- **PROBLEM**:
Extract, from the records beneath this instruction, each line that contains the word "yang".

[Saved entries]
»»
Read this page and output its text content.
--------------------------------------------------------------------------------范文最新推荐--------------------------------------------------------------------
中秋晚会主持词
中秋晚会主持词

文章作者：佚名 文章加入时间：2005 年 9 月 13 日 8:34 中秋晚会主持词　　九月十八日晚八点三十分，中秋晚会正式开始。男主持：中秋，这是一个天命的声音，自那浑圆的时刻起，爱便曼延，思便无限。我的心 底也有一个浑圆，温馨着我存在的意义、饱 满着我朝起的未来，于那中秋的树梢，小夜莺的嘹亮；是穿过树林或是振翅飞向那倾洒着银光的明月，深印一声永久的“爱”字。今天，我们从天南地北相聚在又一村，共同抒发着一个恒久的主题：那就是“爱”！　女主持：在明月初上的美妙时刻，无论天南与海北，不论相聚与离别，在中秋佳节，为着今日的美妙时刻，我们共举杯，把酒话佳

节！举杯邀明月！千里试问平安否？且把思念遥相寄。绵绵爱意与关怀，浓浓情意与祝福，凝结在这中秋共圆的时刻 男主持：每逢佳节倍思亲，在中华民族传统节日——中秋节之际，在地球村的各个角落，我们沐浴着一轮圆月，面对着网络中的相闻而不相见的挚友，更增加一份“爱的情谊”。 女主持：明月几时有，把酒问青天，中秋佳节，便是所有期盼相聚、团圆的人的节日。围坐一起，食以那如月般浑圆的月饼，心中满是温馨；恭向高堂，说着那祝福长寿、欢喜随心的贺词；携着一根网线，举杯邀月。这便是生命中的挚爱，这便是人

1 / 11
««
»»
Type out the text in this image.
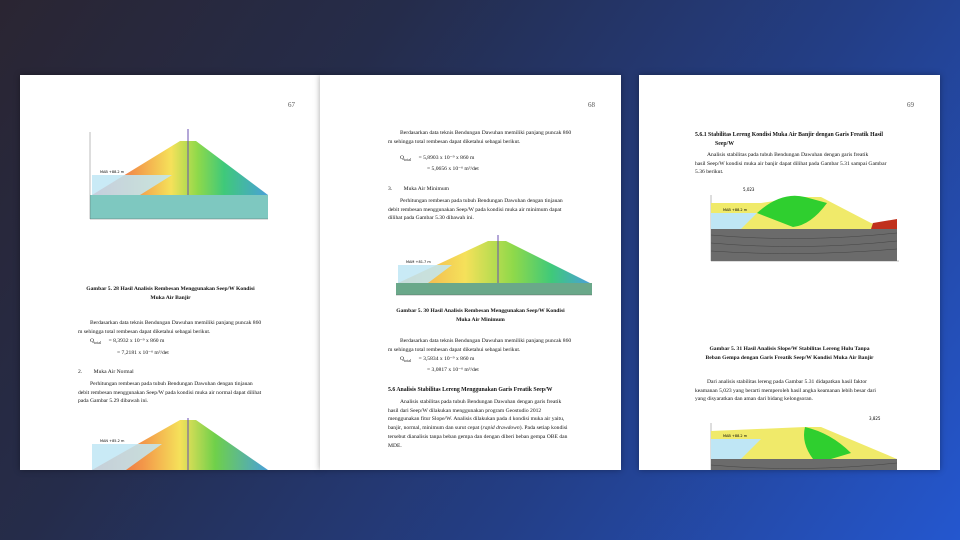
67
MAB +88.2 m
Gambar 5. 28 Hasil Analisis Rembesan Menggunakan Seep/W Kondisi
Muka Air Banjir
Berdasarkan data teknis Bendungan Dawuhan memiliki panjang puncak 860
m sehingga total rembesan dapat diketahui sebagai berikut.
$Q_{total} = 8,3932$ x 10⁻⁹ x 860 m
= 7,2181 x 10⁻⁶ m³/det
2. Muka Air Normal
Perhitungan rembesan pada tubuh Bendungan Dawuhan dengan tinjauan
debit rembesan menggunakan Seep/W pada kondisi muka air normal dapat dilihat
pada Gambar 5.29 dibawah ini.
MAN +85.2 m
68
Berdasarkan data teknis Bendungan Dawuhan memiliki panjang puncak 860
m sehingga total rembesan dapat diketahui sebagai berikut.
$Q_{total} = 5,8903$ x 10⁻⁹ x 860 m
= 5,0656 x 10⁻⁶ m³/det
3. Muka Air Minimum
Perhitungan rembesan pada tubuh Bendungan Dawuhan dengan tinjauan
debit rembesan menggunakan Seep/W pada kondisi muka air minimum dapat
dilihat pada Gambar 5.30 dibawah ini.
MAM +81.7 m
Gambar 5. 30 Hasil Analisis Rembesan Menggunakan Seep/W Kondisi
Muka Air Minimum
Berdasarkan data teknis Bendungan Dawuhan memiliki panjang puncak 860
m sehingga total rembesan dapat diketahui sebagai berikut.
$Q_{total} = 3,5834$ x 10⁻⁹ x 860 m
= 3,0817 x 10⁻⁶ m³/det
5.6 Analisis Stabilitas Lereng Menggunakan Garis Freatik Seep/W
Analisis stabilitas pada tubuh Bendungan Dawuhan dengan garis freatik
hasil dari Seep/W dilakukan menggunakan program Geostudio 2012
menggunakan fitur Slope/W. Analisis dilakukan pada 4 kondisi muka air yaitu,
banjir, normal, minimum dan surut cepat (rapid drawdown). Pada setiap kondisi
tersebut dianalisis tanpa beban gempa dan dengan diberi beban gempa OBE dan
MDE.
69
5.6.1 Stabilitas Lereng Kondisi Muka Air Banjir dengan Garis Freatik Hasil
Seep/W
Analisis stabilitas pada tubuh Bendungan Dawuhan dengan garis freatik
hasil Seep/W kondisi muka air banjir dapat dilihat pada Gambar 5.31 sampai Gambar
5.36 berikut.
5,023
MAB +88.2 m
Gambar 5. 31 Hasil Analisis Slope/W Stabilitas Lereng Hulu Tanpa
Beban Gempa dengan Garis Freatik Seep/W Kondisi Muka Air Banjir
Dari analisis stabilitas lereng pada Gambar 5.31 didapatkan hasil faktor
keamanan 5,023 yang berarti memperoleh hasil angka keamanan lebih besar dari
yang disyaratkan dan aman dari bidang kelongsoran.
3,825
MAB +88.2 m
««
»»
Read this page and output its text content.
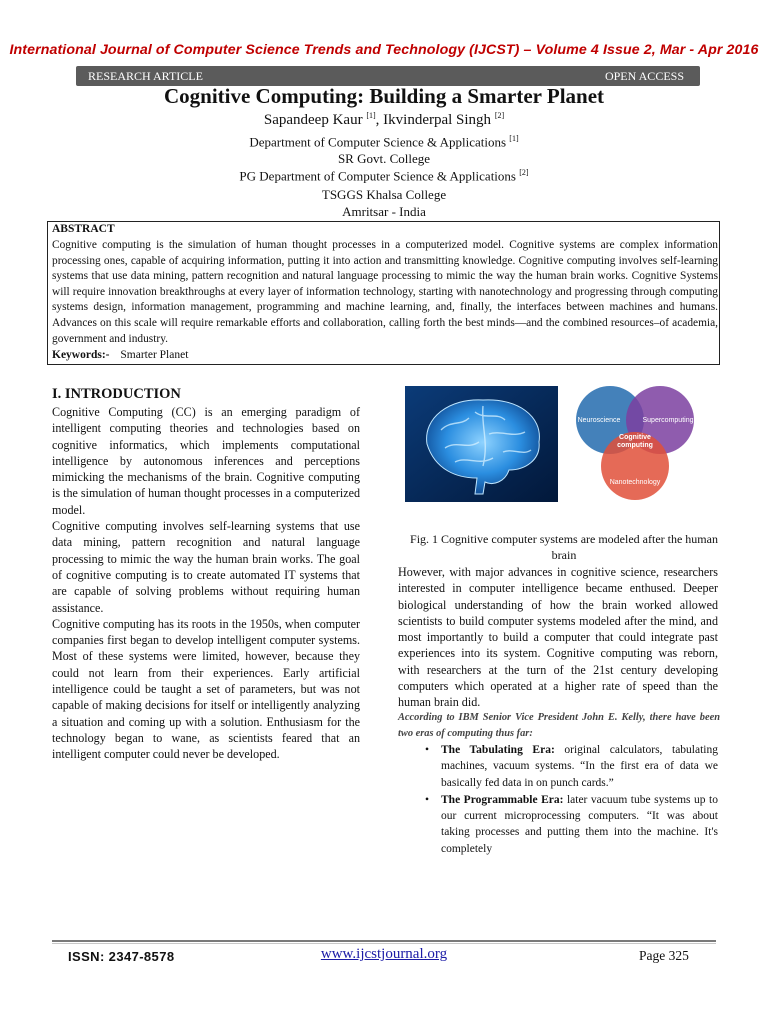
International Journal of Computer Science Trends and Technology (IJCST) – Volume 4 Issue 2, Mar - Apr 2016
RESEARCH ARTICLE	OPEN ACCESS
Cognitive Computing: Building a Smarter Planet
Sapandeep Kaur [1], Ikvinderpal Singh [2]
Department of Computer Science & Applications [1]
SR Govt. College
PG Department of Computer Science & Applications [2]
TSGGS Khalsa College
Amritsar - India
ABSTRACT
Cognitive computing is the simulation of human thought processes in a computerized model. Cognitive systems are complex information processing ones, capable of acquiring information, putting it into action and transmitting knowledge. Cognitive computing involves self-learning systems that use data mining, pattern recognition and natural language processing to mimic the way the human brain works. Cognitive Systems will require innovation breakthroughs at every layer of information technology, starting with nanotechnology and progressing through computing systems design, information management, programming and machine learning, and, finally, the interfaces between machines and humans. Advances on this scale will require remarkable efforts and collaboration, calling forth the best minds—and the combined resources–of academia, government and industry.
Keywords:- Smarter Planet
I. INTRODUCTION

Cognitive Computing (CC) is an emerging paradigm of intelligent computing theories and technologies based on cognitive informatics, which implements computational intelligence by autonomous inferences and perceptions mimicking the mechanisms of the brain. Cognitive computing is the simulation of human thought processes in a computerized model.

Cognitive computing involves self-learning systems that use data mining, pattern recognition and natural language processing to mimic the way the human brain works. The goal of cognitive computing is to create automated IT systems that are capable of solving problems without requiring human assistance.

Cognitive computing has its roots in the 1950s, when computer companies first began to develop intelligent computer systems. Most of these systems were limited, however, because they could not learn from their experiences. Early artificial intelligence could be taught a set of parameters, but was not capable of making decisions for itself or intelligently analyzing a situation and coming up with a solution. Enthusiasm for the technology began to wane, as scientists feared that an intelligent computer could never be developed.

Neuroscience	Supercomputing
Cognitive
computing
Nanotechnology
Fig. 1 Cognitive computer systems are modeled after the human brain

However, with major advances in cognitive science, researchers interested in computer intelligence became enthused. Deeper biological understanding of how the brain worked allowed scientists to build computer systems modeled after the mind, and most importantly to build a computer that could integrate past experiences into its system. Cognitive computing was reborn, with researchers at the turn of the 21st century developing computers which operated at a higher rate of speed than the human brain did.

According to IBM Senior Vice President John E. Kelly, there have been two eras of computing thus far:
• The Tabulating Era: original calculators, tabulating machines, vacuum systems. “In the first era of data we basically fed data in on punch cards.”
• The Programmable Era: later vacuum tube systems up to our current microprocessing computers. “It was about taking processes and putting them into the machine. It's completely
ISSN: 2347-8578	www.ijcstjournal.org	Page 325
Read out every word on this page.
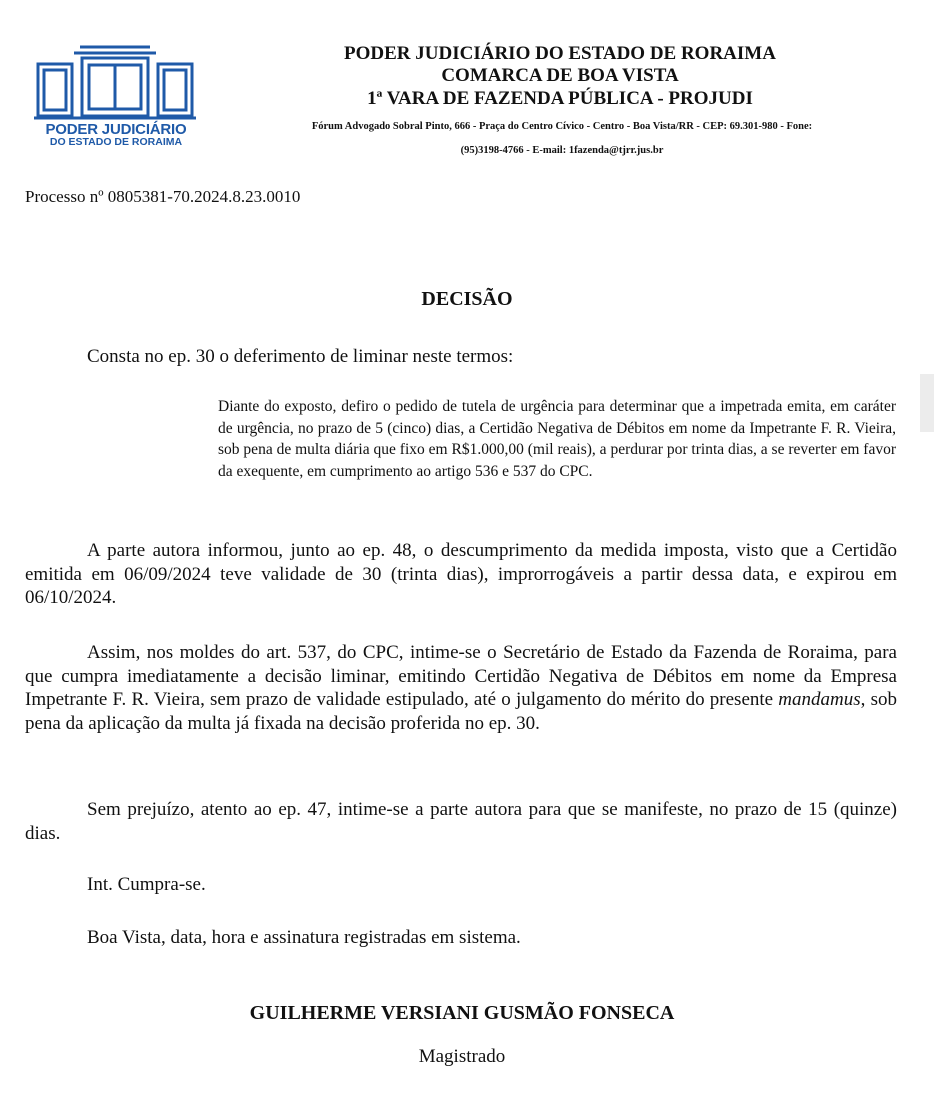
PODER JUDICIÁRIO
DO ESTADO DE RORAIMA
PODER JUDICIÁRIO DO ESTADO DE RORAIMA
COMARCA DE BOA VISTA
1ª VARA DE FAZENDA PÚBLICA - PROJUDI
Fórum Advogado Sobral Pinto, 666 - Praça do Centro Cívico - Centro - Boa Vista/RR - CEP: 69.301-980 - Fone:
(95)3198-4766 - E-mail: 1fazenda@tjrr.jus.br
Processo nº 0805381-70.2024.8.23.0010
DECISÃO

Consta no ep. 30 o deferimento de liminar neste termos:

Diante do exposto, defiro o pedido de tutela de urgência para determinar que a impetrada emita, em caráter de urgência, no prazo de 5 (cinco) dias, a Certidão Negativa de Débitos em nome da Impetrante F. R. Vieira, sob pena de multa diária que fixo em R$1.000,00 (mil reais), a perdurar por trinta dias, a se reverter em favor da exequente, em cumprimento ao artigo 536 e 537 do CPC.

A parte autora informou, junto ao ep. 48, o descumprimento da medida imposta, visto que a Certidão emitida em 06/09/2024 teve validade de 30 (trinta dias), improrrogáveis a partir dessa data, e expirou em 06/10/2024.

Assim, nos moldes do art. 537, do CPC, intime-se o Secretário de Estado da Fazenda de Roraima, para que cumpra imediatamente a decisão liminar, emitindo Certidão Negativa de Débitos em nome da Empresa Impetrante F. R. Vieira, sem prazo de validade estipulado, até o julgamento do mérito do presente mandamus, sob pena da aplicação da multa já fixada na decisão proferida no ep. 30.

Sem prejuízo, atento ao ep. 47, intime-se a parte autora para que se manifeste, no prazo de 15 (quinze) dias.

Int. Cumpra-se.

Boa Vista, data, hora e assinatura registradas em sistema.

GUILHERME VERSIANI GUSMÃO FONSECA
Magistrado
««
- **ANSWER TO THE EXERCISE**:
keamanan 5,023 yang berarti memperoleh hasil angka keamanan lebih besar dari
yang disyaratkan dan aman dari bidang kelongsoran.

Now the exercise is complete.